*Stated exercise:* Extract all lines that hold "segundo" from the records below.
• • •
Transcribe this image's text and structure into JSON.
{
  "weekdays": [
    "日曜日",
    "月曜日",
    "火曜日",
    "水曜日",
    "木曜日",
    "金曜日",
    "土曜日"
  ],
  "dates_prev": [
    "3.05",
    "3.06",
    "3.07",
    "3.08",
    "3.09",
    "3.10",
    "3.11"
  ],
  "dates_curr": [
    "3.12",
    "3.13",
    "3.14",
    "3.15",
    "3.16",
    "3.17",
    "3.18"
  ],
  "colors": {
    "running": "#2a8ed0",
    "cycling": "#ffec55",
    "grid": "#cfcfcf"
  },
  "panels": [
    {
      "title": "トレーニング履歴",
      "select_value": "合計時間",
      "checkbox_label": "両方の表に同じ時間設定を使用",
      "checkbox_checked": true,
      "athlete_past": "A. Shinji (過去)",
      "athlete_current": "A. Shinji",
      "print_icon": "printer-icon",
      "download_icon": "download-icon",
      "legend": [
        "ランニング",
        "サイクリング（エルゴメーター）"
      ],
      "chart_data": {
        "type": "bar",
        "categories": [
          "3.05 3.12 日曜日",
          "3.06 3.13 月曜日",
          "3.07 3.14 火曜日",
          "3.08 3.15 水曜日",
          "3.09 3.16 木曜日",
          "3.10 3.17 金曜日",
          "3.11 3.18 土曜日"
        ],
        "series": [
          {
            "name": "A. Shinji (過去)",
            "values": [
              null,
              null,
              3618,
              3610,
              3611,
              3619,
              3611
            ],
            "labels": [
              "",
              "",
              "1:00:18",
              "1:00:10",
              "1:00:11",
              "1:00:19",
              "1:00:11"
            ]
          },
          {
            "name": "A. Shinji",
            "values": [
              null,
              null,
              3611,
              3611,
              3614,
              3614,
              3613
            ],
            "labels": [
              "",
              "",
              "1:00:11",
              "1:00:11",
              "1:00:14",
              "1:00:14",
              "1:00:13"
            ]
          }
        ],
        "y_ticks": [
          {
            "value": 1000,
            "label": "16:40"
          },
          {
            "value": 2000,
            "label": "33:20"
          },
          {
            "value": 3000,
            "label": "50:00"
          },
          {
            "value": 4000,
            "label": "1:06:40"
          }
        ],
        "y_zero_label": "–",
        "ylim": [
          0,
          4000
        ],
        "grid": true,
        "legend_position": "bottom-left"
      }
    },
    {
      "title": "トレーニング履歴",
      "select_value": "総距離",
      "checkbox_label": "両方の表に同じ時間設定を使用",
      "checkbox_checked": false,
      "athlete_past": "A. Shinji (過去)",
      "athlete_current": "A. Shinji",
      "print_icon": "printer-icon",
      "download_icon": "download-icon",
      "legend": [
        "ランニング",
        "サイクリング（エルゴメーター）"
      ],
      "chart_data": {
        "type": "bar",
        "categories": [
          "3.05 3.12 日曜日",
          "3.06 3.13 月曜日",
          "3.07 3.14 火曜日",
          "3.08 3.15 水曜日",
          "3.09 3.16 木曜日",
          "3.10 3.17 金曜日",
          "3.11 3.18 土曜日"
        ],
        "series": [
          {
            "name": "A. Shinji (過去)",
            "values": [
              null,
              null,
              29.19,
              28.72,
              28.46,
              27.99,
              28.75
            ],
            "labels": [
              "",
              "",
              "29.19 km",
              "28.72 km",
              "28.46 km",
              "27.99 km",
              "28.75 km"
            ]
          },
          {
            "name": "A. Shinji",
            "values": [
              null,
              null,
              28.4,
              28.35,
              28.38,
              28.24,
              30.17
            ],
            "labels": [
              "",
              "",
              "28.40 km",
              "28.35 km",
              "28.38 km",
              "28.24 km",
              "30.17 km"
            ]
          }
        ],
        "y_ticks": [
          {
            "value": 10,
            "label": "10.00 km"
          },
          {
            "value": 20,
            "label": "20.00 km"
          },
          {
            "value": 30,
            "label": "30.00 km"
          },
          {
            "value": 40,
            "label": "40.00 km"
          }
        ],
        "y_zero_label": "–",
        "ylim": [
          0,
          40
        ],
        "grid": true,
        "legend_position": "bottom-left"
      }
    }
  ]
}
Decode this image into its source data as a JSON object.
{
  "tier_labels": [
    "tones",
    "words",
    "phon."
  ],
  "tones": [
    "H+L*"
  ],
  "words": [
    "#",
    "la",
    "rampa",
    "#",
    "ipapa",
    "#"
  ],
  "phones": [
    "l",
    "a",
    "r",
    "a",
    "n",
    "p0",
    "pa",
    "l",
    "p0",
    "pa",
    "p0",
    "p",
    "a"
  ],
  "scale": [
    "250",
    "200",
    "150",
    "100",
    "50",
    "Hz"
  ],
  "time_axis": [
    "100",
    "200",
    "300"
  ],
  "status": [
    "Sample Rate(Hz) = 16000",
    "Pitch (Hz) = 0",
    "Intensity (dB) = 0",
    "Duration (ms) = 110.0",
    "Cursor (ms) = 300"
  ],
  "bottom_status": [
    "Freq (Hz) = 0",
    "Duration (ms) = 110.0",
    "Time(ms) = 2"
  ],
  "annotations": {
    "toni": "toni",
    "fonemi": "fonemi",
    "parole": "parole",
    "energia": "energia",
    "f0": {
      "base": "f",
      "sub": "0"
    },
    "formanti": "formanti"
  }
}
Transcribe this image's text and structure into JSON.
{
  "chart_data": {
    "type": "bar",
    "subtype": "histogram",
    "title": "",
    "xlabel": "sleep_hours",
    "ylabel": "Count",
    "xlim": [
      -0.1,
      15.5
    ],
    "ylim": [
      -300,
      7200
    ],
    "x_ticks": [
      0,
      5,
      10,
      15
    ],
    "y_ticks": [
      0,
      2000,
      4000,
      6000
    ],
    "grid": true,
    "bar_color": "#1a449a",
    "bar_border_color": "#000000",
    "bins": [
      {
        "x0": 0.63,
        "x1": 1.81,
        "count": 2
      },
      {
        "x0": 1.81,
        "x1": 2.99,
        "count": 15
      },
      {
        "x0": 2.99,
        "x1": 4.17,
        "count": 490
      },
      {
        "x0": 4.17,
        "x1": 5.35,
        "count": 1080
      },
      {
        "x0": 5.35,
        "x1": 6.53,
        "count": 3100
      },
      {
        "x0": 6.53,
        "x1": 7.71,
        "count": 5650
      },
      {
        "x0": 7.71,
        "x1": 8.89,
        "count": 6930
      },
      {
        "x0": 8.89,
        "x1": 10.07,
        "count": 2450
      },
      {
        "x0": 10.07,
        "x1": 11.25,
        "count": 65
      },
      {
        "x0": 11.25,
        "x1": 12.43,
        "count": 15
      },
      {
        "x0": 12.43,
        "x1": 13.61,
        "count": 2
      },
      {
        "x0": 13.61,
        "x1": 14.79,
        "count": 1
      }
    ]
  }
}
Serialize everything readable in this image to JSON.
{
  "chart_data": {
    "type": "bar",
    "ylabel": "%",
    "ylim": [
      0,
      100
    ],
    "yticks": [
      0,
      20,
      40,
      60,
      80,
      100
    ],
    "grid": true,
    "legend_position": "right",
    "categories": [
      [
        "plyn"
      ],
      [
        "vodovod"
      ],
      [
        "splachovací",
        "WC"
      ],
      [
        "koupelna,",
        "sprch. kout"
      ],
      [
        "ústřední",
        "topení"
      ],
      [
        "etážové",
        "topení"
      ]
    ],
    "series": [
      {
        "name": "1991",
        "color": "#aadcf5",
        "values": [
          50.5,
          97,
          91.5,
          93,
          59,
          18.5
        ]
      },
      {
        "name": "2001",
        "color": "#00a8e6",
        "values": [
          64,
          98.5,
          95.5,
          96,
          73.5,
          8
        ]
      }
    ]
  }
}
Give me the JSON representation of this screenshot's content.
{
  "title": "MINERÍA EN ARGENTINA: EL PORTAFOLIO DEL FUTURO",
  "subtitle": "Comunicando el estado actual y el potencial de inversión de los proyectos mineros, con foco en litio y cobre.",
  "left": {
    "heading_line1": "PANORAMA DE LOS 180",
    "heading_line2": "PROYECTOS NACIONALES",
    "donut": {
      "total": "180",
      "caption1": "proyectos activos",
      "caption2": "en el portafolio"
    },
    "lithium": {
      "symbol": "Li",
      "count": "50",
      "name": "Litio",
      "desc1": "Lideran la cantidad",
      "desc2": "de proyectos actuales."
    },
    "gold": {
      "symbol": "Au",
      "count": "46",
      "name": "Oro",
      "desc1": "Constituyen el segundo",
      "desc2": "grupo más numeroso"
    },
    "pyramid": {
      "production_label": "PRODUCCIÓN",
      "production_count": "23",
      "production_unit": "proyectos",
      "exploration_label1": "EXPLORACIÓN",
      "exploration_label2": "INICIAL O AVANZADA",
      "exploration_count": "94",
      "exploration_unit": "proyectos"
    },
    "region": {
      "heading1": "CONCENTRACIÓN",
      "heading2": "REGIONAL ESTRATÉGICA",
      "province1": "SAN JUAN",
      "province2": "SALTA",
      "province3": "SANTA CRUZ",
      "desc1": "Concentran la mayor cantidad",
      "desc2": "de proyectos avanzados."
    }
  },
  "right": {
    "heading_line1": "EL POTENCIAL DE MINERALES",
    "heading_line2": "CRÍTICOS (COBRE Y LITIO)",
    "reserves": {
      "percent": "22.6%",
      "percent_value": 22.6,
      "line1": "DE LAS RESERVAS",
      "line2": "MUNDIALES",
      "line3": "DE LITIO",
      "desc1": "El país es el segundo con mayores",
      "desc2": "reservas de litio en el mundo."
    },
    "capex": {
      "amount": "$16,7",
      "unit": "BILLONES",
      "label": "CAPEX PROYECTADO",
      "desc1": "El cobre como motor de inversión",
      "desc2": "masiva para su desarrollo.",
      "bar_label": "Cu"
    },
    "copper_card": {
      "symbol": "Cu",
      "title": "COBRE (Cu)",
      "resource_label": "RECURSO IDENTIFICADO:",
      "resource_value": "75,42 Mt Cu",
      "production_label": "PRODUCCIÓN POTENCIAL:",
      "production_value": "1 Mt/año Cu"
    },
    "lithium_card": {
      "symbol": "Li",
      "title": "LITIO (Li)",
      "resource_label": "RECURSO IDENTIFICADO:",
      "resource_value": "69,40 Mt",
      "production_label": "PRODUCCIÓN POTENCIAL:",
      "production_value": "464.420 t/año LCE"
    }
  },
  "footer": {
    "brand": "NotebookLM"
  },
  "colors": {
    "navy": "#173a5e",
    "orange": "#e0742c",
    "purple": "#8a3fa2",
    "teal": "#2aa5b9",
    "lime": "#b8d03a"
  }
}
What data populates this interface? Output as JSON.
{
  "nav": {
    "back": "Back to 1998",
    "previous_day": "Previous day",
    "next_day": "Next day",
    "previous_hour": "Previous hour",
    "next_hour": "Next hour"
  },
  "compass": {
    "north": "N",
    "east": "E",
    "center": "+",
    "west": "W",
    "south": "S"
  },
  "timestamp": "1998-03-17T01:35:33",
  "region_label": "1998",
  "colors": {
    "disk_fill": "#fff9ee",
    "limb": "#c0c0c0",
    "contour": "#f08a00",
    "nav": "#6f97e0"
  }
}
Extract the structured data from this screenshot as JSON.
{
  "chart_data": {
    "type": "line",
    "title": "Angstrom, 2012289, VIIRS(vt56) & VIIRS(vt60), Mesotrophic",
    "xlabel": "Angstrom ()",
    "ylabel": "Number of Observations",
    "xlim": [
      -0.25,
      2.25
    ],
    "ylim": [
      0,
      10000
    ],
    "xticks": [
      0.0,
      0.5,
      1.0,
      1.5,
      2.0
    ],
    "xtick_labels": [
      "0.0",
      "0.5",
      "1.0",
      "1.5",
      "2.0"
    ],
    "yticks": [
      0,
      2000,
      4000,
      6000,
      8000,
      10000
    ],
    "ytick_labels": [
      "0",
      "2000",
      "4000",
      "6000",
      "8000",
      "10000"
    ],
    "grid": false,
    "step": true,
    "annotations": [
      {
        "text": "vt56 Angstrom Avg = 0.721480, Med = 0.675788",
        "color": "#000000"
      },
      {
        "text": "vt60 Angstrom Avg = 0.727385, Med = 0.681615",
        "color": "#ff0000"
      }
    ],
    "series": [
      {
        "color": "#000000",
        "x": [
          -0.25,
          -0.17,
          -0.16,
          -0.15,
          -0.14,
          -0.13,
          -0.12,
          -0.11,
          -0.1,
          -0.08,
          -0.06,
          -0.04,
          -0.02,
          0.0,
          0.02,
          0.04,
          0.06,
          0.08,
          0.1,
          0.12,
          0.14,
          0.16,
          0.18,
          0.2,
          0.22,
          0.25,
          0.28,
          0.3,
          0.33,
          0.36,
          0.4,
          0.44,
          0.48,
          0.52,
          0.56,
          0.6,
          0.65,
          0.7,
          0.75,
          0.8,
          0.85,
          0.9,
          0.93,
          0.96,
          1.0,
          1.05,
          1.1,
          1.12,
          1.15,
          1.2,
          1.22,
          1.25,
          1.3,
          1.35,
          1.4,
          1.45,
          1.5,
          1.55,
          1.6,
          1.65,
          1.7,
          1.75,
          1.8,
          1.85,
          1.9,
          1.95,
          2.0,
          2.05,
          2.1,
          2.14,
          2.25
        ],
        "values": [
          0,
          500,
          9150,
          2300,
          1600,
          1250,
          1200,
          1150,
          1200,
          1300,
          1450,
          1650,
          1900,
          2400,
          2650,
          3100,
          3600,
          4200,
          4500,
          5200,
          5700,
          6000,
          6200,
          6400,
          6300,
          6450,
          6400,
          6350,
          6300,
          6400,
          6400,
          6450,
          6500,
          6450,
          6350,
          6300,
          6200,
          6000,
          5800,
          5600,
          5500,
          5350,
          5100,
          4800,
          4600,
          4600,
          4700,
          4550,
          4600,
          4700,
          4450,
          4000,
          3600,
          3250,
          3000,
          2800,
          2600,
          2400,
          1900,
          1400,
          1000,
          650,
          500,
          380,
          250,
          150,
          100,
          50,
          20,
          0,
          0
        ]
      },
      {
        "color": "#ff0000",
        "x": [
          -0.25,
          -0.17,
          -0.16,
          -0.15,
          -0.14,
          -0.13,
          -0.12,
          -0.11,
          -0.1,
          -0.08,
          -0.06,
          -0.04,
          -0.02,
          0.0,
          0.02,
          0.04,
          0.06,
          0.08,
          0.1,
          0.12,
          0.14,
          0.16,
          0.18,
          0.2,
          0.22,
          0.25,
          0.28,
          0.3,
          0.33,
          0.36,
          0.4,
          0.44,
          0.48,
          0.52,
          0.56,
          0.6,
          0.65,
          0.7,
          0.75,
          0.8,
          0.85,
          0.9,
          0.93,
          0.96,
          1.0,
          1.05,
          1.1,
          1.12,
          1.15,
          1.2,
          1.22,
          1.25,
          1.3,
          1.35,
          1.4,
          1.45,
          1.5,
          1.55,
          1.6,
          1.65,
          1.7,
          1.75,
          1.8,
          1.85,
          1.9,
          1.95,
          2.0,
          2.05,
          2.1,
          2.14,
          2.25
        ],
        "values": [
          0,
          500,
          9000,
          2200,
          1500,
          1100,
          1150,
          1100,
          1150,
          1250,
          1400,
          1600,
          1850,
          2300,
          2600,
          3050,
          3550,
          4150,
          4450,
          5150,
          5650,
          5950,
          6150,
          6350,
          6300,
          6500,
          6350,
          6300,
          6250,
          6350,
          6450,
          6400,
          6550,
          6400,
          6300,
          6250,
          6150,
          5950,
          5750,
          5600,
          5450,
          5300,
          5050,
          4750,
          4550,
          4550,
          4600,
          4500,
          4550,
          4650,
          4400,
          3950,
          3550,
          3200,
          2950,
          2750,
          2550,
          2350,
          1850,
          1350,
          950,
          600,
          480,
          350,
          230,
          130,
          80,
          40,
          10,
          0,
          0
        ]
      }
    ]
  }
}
• • •
*Worked solution:*
      "desc1": "Constituyen el segundo",
      "desc1": "El país es el segundo con mayores",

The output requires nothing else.